Exercise details
Filter the data for lines with the word "TradingView", then copy every line so identified.

# Start of Supplied data

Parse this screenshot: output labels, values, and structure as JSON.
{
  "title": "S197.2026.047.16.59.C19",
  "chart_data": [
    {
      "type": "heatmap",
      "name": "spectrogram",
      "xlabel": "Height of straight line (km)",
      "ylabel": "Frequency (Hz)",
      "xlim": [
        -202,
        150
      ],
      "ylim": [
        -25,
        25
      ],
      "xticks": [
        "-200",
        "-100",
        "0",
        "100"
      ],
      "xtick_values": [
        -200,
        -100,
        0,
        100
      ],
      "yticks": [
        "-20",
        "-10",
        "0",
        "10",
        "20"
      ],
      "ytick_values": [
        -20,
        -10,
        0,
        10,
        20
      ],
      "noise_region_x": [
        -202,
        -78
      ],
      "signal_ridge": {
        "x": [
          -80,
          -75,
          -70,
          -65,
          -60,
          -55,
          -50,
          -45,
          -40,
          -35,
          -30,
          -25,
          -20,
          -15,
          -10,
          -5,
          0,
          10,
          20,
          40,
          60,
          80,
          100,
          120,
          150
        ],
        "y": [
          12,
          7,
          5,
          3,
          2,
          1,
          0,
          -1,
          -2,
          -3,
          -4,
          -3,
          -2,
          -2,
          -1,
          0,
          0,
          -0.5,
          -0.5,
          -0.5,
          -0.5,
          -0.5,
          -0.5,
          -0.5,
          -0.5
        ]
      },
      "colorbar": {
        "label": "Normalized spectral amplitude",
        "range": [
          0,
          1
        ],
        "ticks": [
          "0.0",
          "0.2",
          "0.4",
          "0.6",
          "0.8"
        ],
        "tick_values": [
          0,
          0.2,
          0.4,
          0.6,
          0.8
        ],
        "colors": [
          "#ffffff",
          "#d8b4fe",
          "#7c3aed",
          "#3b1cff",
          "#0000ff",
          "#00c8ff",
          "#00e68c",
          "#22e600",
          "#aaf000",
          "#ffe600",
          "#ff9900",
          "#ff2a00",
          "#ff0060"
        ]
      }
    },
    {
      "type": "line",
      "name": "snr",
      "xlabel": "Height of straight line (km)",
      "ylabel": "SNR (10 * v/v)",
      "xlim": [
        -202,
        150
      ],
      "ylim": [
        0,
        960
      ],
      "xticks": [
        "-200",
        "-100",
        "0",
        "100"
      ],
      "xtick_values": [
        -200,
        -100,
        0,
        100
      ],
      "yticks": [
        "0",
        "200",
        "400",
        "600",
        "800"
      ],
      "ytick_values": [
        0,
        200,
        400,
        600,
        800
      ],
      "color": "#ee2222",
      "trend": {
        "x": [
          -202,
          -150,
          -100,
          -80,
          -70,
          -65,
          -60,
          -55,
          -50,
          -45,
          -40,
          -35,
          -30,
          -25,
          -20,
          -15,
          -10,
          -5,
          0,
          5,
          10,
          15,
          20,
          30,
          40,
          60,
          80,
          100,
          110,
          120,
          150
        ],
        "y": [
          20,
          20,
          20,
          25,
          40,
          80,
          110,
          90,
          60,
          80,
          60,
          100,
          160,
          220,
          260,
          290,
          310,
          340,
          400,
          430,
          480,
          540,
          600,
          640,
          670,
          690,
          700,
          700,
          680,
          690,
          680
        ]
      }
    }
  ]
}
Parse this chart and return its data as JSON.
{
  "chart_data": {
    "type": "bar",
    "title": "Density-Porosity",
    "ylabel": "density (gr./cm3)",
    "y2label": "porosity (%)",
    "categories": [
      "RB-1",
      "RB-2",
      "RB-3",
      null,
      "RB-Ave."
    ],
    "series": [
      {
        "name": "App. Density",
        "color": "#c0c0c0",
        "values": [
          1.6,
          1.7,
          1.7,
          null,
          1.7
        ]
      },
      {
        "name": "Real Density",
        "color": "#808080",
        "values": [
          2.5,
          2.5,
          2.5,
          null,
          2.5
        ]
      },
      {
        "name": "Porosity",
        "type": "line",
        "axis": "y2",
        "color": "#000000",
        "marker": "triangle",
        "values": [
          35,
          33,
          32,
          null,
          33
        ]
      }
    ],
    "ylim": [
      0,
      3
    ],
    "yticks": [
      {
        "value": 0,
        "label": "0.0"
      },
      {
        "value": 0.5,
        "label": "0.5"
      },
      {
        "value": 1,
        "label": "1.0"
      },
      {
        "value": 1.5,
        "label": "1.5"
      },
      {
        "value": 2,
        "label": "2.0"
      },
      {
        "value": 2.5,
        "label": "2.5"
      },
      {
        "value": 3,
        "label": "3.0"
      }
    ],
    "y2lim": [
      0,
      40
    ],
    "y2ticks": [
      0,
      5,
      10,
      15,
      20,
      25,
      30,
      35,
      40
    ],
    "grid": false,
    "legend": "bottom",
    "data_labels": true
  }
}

# End of Supplied data
# Start of Supplied data

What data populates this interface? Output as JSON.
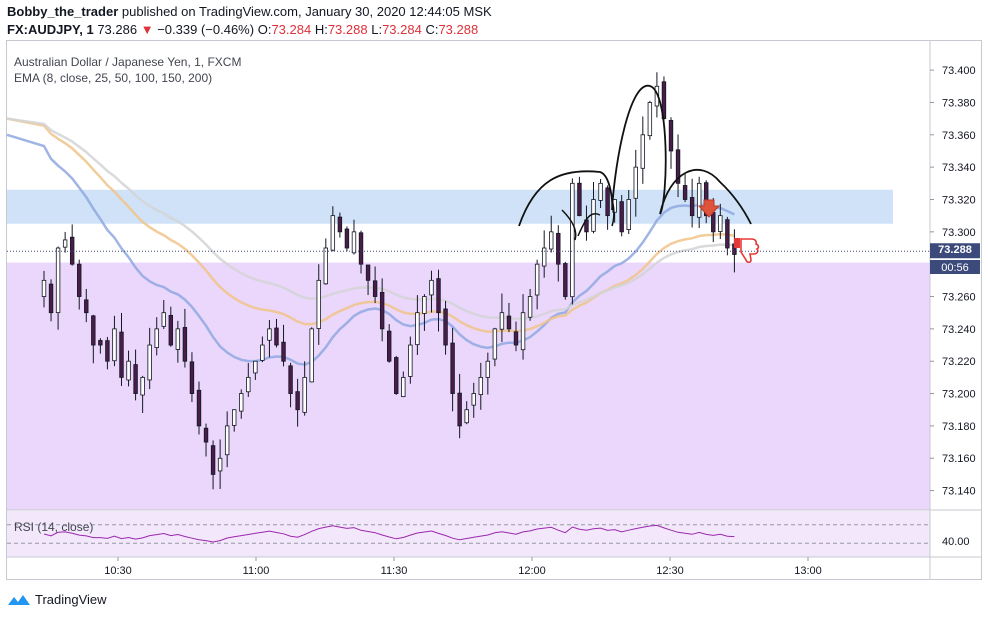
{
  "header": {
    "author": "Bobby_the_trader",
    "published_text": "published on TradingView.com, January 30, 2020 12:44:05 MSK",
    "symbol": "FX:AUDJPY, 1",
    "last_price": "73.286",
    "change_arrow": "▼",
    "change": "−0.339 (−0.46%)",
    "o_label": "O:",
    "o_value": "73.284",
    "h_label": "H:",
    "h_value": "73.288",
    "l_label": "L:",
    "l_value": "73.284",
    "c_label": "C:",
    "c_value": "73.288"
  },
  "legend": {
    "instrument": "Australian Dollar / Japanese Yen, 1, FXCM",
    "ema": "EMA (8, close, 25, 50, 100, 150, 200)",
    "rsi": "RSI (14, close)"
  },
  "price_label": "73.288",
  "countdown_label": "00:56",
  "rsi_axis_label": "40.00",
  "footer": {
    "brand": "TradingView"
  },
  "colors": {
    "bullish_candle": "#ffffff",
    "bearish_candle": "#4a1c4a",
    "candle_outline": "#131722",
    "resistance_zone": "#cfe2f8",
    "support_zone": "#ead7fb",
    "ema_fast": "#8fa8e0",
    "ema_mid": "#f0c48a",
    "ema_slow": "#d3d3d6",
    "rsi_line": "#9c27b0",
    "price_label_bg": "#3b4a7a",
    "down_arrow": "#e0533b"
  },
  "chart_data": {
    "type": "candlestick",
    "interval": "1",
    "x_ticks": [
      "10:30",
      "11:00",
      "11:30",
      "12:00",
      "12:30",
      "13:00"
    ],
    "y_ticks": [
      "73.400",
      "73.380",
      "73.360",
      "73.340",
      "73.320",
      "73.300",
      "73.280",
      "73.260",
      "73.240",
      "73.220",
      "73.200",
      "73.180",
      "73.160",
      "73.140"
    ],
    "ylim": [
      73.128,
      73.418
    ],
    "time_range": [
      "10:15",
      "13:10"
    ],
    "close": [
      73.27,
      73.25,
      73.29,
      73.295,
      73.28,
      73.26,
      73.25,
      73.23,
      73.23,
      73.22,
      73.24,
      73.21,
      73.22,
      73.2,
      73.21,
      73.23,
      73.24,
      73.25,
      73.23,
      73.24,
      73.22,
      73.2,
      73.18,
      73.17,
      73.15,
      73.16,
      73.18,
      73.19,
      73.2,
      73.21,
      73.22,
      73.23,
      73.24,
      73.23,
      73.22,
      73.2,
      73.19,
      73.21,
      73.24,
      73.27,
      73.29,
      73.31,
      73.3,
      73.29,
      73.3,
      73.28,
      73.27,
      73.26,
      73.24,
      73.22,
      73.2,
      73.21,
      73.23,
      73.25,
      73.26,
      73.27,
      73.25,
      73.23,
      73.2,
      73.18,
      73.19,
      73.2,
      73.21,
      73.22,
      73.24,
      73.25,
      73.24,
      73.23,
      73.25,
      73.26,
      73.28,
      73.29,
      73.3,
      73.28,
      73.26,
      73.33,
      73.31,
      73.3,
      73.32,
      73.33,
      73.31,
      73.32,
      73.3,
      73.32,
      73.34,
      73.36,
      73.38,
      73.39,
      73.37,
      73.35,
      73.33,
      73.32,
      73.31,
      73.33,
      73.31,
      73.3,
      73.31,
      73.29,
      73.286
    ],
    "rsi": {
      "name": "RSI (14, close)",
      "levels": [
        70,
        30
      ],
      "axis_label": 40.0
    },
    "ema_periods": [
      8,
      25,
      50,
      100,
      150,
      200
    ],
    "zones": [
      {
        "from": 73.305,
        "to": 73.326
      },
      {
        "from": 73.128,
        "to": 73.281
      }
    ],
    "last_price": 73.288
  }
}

# End of Supplied data

Response to this task
    "published_text": "published on TradingView.com, January 30, 2020 12:44:05 MSK",
    "brand": "TradingView"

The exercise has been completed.